WHAT TO WORK ON: Look through the records below and collect all lines that hold the string "ORAZ".

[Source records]
********************

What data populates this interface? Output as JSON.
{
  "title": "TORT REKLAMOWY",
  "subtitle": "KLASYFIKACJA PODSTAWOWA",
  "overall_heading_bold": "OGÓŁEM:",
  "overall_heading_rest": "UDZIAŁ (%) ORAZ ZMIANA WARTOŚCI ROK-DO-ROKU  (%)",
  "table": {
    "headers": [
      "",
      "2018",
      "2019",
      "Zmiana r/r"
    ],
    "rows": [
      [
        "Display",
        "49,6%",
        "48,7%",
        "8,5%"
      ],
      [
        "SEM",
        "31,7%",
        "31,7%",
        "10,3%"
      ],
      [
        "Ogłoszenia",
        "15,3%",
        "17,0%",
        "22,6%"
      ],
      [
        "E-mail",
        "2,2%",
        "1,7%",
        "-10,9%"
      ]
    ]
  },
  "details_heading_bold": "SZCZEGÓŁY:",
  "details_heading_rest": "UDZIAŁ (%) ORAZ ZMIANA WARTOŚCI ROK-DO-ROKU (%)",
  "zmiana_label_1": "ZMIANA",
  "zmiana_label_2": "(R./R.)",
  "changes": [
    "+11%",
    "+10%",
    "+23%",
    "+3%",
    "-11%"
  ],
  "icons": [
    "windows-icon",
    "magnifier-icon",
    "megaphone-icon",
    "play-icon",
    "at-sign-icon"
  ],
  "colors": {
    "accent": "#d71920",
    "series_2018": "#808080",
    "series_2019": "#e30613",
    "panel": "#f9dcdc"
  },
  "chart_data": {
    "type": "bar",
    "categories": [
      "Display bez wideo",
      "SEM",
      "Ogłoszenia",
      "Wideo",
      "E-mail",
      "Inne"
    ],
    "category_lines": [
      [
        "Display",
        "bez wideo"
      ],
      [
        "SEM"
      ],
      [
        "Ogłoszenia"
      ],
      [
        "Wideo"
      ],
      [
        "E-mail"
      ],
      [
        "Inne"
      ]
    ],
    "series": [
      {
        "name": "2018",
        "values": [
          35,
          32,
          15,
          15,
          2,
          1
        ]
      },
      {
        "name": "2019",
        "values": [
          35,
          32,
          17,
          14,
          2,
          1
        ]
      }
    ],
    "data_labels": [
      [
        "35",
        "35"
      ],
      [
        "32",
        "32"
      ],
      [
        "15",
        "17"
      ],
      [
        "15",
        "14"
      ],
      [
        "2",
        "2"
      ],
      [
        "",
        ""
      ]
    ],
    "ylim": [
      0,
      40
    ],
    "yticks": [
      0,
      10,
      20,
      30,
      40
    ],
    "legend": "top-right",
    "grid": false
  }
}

********************

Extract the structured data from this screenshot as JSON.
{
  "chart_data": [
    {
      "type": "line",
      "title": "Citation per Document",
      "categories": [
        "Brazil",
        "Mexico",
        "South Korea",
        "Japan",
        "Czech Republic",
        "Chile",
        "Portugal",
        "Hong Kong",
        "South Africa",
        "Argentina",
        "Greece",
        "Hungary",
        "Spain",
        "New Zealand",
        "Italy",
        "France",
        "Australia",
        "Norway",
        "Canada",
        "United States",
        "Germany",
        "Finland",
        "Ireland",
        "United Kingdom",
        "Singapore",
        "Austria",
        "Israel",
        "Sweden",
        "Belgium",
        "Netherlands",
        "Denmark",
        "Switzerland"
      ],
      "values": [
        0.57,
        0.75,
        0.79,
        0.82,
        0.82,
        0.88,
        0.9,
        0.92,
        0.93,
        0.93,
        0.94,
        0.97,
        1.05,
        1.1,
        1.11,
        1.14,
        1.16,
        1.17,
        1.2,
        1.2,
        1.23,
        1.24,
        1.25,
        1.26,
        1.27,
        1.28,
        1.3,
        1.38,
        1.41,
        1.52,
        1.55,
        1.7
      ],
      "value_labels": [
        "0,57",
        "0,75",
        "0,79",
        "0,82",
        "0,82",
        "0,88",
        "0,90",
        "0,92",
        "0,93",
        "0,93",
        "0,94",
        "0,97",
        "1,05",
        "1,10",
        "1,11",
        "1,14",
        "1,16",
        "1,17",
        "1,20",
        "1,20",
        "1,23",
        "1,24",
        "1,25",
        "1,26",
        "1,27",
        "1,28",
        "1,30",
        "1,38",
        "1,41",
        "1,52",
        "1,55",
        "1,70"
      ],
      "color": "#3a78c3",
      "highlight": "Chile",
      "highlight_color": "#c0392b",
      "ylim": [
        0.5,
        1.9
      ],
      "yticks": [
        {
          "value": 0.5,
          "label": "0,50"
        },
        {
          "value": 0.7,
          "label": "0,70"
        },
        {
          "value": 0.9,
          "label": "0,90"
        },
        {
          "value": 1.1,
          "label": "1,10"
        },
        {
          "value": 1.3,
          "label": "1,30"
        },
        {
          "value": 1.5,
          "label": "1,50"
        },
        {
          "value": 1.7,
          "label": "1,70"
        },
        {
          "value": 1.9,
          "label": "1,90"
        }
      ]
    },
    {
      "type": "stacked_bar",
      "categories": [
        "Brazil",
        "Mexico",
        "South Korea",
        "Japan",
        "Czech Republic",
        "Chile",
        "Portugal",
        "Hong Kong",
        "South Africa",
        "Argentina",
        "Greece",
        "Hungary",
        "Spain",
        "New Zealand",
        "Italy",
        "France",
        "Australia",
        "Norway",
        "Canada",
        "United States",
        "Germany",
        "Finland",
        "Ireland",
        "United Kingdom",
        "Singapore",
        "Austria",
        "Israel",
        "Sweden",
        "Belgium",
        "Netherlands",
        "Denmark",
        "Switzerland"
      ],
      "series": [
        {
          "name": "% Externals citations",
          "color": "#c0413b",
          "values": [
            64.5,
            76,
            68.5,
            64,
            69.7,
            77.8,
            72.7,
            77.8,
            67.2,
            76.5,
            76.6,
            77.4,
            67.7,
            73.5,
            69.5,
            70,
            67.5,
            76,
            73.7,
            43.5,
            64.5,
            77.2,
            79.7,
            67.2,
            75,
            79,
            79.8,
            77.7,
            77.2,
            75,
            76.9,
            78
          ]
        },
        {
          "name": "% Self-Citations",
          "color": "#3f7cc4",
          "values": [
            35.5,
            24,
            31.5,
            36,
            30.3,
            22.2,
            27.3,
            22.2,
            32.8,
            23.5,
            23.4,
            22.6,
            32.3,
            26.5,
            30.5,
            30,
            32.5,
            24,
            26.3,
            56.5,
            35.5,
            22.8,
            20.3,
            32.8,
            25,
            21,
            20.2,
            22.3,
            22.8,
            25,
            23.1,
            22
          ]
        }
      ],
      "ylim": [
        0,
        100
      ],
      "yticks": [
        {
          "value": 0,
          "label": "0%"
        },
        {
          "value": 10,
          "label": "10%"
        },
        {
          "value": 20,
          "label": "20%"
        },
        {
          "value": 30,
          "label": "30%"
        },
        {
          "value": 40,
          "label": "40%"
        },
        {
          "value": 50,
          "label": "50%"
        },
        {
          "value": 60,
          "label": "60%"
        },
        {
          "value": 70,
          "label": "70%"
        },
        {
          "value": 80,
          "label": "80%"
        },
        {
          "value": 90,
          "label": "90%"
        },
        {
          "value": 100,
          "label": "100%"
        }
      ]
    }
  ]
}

********************

THE OUTPUT:
  "overall_heading_rest": "UDZIAŁ (%) ORAZ ZMIANA WARTOŚCI ROK-DO-ROKU  (%)",
  "details_heading_rest": "UDZIAŁ (%) ORAZ ZMIANA WARTOŚCI ROK-DO-ROKU (%)",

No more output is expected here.